— START DATA SHOWN —

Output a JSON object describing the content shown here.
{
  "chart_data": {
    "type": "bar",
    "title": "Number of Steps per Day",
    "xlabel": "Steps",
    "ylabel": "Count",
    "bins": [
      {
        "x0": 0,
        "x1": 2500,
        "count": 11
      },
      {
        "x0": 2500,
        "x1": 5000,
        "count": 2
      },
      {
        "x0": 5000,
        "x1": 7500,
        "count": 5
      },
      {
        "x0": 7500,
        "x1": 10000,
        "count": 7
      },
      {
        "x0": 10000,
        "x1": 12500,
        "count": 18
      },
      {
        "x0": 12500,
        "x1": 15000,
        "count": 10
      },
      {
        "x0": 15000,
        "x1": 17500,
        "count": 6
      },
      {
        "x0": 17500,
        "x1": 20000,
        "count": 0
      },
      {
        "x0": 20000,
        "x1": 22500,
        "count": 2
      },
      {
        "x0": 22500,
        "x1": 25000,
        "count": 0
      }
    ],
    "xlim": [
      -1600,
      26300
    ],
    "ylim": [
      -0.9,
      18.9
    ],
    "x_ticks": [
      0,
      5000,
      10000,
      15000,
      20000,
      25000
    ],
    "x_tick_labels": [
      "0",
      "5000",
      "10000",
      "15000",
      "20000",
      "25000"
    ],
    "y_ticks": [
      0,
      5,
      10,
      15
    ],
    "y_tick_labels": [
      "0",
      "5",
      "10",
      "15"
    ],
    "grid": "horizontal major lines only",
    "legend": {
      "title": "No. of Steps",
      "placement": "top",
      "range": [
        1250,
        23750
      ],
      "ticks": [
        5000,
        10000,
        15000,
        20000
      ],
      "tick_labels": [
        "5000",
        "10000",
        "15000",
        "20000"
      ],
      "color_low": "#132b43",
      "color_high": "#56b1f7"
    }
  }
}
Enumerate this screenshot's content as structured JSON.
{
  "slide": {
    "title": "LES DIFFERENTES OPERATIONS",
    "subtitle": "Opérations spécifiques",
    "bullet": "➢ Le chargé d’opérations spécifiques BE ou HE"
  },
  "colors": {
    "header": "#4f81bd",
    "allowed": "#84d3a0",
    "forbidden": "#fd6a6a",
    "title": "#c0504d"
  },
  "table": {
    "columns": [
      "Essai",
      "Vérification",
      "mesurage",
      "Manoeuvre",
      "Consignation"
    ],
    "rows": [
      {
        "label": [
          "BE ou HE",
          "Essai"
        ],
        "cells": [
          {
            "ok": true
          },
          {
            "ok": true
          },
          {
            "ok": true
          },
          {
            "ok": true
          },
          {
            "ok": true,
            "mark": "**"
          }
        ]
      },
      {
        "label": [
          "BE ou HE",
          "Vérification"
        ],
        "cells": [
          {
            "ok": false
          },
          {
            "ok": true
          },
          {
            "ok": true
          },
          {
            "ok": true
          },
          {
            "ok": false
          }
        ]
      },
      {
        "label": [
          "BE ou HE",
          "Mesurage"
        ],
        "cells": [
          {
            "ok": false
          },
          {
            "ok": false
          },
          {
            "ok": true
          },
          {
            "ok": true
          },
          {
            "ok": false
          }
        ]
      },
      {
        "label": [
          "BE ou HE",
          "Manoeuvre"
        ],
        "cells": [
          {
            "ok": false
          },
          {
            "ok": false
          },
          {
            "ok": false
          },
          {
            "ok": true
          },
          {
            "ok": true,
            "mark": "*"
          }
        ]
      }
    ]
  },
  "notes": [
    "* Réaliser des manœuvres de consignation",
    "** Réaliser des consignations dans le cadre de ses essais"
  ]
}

— END DATA SHOWN —

:: REQUIRED TASK ::
How many lines of the records contain the string "Steps"? Respond with the number alone.

:: ANSWER TO THE EXERCISE ::
3